TASK TO CARRY OUT:
Check each line of the listing below for the string "тожик", and copy the ones that have it.

[Data records]
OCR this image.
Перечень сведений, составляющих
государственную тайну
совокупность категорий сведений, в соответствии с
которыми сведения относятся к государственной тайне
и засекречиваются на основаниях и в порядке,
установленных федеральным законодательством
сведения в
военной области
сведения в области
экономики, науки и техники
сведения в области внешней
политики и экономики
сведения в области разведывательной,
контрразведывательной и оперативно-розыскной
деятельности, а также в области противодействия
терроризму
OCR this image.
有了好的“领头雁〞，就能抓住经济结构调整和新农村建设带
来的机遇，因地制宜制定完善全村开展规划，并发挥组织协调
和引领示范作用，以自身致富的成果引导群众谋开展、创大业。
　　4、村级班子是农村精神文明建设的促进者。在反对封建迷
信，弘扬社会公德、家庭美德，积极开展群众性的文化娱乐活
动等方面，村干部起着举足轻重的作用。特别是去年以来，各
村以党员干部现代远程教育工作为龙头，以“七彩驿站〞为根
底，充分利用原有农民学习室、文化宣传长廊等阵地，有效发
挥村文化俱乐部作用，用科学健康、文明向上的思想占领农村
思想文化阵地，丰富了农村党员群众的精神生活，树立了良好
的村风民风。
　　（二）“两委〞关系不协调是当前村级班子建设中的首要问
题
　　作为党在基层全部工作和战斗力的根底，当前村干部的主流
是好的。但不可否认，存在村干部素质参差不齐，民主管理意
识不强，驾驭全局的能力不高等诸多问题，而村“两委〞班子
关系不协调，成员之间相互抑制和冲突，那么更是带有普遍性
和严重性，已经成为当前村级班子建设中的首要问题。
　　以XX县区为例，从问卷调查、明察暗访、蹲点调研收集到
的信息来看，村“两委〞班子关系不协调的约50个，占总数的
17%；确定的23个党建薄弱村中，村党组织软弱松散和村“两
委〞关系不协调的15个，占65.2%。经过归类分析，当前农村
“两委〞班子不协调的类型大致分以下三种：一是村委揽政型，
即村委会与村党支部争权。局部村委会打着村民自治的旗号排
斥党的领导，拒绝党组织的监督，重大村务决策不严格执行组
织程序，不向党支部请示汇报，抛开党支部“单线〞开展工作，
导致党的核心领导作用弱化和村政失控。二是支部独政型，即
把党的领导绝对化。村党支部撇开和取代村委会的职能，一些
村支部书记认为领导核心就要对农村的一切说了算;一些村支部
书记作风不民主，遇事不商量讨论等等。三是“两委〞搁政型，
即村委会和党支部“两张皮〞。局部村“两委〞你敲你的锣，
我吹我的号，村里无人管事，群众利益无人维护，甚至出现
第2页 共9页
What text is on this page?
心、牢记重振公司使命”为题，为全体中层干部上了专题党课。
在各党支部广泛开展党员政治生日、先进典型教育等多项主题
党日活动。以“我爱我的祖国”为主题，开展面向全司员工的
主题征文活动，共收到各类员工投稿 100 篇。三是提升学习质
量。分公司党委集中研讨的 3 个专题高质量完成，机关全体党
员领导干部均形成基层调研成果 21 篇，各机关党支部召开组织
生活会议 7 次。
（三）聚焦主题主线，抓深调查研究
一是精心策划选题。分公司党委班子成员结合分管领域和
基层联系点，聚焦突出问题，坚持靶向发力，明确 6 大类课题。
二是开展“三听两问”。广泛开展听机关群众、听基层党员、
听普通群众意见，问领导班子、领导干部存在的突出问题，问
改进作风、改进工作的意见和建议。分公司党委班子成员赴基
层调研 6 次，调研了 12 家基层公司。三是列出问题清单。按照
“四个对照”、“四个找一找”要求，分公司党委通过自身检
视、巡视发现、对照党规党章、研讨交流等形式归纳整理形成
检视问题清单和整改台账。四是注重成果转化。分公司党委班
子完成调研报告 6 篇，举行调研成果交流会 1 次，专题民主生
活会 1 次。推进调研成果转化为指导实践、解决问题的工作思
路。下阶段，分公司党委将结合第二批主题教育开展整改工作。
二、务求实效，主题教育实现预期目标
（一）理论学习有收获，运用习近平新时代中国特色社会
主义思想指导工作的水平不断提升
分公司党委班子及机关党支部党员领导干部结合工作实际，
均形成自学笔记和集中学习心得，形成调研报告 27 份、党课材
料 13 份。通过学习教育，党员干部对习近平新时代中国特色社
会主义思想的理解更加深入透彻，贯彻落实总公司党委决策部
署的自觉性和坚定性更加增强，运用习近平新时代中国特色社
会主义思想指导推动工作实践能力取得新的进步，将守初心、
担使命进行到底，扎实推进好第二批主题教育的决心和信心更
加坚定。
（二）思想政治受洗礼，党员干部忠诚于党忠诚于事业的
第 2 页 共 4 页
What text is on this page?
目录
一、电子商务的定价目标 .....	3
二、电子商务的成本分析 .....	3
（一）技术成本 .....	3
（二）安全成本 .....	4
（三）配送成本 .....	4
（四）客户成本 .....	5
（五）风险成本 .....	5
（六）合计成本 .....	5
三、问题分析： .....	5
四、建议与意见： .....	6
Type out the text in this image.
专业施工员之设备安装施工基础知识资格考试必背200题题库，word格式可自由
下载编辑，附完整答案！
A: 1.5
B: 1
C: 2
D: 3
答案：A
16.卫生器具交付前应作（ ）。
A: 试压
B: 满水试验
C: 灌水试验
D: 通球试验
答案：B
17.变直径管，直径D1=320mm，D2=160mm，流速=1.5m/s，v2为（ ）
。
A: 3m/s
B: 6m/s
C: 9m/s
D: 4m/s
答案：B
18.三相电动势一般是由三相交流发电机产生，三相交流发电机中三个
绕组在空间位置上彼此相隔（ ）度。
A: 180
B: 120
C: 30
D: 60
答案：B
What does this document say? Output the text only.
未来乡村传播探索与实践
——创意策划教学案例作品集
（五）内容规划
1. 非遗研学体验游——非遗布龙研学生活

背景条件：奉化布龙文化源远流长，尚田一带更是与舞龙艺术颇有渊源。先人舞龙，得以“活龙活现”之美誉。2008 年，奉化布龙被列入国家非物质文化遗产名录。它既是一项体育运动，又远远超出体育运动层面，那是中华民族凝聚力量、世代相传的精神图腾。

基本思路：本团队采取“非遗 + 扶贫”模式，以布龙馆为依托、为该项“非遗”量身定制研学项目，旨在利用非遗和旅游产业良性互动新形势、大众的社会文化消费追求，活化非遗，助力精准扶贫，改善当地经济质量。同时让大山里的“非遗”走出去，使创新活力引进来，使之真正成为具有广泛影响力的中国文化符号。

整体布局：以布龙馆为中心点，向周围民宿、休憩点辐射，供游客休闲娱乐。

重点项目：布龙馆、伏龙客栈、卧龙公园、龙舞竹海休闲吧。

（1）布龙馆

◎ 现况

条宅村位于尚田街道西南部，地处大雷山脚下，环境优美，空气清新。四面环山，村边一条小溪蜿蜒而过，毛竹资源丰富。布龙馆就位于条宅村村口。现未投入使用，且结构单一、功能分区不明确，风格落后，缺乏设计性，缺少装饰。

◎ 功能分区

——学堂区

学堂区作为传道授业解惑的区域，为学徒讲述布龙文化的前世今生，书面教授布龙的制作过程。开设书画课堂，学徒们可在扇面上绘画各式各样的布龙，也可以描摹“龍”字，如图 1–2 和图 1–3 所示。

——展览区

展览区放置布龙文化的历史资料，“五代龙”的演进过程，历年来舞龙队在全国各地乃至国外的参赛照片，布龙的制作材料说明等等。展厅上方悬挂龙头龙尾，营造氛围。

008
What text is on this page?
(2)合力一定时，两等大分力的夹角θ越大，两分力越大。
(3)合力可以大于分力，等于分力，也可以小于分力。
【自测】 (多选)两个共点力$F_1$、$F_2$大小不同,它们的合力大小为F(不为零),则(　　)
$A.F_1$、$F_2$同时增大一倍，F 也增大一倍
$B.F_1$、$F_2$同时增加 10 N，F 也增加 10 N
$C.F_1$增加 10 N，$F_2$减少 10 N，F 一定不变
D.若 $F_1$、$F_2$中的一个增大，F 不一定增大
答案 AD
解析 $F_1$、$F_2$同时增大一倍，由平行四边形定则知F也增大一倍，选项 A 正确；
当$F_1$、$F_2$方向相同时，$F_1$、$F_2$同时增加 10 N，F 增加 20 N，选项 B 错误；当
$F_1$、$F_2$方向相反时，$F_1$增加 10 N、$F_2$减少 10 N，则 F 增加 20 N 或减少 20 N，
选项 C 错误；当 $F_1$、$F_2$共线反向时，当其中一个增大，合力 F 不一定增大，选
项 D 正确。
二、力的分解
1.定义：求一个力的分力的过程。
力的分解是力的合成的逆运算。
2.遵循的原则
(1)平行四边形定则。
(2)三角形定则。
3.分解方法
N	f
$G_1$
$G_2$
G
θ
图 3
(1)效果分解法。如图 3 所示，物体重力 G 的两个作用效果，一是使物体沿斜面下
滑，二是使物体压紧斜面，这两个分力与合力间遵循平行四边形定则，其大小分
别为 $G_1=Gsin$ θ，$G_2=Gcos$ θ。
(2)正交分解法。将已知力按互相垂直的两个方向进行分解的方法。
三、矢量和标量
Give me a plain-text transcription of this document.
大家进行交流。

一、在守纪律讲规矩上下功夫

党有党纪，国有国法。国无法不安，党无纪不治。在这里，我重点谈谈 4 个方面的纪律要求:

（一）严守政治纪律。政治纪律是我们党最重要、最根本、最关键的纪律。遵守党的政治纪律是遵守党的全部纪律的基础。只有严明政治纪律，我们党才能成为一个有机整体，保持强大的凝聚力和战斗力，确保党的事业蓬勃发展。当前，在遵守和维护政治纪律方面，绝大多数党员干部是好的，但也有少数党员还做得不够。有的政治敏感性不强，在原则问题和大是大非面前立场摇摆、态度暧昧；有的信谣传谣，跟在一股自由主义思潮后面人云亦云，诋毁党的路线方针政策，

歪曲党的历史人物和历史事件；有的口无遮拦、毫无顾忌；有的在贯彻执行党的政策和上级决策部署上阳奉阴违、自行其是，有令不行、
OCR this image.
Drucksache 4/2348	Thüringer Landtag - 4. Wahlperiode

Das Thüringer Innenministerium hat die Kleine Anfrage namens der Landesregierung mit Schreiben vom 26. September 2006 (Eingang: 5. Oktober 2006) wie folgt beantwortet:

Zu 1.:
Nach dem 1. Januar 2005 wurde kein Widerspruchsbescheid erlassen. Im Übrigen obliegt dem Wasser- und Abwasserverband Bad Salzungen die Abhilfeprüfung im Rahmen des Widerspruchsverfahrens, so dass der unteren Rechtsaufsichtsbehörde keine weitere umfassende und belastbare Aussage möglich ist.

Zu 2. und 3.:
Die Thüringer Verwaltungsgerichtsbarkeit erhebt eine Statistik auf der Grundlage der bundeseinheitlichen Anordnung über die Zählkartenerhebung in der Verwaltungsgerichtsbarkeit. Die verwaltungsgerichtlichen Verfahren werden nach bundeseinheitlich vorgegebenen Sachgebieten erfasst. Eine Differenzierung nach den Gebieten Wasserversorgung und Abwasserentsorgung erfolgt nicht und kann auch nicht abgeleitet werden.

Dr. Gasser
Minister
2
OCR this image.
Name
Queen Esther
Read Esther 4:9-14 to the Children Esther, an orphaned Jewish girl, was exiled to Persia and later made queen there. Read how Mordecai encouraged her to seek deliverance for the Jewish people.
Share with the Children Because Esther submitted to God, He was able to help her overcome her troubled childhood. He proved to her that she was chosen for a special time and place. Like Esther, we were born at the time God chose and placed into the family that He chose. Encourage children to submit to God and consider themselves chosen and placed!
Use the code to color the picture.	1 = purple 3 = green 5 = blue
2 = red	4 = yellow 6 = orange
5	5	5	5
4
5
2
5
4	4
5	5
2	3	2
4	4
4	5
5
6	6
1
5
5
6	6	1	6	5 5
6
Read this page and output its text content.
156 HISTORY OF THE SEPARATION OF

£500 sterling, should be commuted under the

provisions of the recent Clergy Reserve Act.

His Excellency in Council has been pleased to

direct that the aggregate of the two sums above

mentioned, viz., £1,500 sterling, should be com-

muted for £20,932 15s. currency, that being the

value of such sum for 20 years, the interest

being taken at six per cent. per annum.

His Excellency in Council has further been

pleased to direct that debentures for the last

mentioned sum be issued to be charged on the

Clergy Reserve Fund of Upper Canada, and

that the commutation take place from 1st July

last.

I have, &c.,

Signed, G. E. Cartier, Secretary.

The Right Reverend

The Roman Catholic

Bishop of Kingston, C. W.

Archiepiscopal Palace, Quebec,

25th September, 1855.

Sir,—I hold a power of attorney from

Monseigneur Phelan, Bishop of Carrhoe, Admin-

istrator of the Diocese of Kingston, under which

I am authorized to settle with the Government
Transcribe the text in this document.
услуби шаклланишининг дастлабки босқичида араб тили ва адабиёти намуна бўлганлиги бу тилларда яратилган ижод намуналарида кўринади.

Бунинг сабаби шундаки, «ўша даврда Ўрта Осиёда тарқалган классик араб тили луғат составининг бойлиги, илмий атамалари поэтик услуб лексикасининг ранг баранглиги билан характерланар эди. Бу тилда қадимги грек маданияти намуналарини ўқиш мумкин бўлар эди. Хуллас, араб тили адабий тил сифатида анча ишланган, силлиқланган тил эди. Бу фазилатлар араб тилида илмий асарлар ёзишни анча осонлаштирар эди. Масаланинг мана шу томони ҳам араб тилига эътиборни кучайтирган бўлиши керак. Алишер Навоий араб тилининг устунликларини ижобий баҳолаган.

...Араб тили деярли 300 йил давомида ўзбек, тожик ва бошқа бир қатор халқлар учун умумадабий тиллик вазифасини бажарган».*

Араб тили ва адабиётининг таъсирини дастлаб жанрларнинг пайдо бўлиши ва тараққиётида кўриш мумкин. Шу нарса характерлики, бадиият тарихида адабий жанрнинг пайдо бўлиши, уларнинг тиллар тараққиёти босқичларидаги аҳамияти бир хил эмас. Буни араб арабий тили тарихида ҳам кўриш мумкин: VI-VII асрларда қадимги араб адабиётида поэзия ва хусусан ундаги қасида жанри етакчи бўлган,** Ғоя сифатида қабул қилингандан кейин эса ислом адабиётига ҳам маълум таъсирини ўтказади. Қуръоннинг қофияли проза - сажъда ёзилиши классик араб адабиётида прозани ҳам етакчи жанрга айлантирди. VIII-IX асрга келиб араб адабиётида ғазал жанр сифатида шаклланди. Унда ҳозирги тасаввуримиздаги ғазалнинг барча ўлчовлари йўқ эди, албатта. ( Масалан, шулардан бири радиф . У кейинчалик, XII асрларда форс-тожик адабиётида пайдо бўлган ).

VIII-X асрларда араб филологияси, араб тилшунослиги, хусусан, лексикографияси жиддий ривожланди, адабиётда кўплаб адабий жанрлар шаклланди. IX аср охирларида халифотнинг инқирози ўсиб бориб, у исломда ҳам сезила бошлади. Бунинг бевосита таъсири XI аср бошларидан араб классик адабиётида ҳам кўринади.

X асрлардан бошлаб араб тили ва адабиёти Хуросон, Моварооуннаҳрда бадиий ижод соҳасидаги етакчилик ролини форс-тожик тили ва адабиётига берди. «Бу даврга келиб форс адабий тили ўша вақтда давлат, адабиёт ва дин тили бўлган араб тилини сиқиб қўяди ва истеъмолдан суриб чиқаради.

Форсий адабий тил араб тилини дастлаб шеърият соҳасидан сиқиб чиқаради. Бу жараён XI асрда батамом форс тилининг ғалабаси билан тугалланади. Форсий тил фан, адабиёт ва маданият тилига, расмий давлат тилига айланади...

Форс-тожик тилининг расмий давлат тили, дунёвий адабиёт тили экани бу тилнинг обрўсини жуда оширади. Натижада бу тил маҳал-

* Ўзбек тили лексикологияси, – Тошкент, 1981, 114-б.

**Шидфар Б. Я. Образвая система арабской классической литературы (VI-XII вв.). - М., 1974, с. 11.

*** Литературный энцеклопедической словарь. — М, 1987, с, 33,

IN RESPONSE:
...Араб тили деярли 300 йил давомида ўзбек, тожик ва бошқа бир қатор халқлар учун умумадабий тиллик вазифасини бажарган».*
Араб тили ва адабиётининг таъсирини дастлаб жанрларнинг пайдо бўлиши ва тараққиётида кўриш мумкин. Шу нарса характерлики, бадиият тарихида адабий жанрнинг пайдо бўлиши, уларнинг тиллар тараққиёти босқичларидаги аҳамияти бир хил эмас. Буни араб арабий тили тарихида ҳам кўриш мумкин: VI-VII асрларда қадимги араб адабиётида поэзия ва хусусан ундаги қасида жанри етакчи бўлган,** Ғоя сифатида қабул қилингандан кейин эса ислом адабиётига ҳам маълум таъсирини ўтказади. Қуръоннинг қофияли проза - сажъда ёзилиши классик араб адабиётида прозани ҳам етакчи жанрга айлантирди. VIII-IX асрга келиб араб адабиётида ғазал жанр сифатида шаклланди. Унда ҳозирги тасаввуримиздаги ғазалнинг барча ўлчовлари йўқ эди, албатта. ( Масалан, шулардан бири радиф . У кейинчалик, XII асрларда форс-тожик адабиётида пайдо бўлган ).
X асрлардан бошлаб араб тили ва адабиёти Хуросон, Моварооуннаҳрда бадиий ижод соҳасидаги етакчилик ролини форс-тожик тили ва адабиётига берди. «Бу даврга келиб форс адабий тили ўша вақтда давлат, адабиёт ва дин тили бўлган араб тилини сиқиб қўяди ва истеъмолдан суриб чиқаради.
Форс-тожик тилининг расмий давлат тили, дунёвий адабиёт тили экани бу тилнинг обрўсини жуда оширади. Натижада бу тил маҳал-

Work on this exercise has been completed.